Extracted data entries
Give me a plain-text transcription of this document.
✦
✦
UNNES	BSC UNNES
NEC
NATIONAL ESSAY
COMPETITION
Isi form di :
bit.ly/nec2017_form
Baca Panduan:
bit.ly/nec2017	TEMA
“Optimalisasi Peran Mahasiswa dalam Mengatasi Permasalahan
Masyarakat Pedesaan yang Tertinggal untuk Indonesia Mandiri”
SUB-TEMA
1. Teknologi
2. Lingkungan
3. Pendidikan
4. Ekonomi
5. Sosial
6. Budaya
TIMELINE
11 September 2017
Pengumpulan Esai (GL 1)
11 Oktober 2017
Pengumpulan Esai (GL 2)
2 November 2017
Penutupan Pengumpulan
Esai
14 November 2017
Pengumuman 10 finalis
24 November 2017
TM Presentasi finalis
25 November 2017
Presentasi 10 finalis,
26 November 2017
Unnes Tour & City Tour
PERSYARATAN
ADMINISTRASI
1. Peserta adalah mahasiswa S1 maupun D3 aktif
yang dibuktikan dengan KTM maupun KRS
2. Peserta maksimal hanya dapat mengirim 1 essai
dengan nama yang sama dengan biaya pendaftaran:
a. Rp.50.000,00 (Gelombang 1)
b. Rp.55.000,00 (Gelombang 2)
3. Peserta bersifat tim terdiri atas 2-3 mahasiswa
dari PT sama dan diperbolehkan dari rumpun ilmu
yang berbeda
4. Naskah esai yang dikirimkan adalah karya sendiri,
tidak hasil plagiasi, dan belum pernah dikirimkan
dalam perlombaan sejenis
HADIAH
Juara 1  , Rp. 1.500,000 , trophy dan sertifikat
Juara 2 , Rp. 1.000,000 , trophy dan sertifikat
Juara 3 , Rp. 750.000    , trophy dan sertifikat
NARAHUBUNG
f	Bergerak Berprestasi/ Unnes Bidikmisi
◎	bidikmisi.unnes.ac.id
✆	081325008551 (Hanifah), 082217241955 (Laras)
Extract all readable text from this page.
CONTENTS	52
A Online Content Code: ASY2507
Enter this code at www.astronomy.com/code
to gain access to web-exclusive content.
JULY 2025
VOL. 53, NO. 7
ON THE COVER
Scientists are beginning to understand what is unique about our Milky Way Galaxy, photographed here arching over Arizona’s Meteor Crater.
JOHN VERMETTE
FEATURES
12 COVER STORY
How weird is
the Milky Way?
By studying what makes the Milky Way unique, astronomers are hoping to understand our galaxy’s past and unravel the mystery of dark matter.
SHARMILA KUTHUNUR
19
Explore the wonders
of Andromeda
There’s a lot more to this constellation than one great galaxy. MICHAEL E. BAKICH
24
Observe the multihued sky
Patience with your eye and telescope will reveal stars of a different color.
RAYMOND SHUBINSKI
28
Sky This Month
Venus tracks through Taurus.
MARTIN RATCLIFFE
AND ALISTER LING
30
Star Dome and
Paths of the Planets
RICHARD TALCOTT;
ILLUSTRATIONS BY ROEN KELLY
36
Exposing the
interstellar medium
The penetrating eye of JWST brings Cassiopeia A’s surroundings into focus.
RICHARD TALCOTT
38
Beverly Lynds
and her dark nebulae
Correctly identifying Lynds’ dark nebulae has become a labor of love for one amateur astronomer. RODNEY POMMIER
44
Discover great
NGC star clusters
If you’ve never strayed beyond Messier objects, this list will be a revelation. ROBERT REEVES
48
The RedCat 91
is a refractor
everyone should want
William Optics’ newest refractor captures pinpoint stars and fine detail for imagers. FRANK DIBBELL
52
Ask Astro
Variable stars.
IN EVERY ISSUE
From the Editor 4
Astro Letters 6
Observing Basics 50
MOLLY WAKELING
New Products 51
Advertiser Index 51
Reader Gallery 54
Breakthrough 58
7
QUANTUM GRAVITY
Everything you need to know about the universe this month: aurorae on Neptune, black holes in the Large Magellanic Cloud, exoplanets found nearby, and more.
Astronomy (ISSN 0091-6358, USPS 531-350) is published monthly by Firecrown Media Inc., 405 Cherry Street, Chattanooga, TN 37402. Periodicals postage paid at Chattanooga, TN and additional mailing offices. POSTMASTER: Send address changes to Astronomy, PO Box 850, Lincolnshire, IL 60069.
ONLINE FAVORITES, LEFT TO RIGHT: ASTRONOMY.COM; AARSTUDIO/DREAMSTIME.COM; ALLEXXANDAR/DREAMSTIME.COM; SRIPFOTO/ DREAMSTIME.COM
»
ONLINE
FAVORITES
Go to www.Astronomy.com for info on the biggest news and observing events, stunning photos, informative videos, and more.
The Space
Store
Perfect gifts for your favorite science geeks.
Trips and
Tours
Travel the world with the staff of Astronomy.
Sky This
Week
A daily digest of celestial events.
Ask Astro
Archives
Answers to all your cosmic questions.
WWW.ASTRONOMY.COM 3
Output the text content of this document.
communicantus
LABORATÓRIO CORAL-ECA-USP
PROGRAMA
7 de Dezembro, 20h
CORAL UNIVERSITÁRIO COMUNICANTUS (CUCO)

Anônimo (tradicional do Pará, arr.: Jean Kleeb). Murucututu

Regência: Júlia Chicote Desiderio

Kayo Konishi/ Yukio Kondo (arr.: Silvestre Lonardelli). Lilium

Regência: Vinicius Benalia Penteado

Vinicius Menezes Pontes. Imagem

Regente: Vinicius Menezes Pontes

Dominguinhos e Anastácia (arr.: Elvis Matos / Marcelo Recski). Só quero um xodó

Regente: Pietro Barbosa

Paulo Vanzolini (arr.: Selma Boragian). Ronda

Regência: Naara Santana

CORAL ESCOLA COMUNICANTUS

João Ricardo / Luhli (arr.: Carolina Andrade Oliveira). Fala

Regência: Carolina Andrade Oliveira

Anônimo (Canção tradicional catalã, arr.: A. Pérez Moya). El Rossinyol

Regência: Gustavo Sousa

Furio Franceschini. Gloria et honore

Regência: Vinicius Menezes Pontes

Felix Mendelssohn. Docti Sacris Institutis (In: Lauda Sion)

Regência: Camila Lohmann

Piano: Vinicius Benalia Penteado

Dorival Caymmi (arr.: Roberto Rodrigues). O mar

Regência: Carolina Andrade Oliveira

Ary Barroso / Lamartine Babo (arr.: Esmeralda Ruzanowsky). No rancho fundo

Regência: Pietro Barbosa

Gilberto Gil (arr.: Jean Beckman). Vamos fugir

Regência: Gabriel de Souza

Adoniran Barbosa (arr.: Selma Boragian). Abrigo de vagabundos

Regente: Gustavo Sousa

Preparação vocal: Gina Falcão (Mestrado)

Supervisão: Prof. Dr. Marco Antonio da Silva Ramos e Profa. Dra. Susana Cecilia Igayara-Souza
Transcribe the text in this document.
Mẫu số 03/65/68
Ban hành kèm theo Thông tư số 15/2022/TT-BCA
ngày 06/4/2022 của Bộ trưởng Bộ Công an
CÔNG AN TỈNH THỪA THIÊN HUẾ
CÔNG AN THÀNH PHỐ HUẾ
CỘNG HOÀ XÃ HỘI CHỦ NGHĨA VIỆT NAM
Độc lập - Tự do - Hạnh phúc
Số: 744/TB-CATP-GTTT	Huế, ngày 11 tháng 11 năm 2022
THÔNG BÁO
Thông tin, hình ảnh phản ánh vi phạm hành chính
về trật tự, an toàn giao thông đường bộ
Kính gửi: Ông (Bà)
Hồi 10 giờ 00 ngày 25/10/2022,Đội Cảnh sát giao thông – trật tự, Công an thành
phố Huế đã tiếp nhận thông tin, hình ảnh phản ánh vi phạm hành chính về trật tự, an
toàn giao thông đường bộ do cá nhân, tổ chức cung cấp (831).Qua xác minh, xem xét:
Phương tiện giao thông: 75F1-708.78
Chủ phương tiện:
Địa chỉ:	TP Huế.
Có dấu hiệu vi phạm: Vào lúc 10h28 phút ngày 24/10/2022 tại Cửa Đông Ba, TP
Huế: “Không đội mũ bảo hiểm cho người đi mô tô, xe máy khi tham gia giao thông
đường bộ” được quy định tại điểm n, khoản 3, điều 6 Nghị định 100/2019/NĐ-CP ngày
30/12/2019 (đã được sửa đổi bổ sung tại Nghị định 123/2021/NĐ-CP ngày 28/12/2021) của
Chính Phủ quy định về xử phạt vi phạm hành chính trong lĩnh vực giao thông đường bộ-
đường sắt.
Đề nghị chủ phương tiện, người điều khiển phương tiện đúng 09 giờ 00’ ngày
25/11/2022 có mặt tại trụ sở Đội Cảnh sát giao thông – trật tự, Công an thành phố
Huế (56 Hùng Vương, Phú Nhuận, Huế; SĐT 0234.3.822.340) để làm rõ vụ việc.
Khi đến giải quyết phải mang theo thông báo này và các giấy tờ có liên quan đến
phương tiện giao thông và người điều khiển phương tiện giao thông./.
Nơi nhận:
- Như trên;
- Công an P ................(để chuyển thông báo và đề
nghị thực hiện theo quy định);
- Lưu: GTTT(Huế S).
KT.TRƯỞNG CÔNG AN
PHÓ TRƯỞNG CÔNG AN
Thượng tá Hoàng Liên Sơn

What you are asked to do:
Collect the lines of the data that carry the word "giao".

The solution:
về trật tự, an toàn giao thông đường bộ
Hồi 10 giờ 00 ngày 25/10/2022,Đội Cảnh sát giao thông – trật tự, Công an thành
toàn giao thông đường bộ do cá nhân, tổ chức cung cấp (831).Qua xác minh, xem xét:
Phương tiện giao thông: 75F1-708.78
Huế: “Không đội mũ bảo hiểm cho người đi mô tô, xe máy khi tham gia giao thông
Chính Phủ quy định về xử phạt vi phạm hành chính trong lĩnh vực giao thông đường bộ-
25/11/2022 có mặt tại trụ sở Đội Cảnh sát giao thông – trật tự, Công an thành phố
phương tiện giao thông và người điều khiển phương tiện giao thông./.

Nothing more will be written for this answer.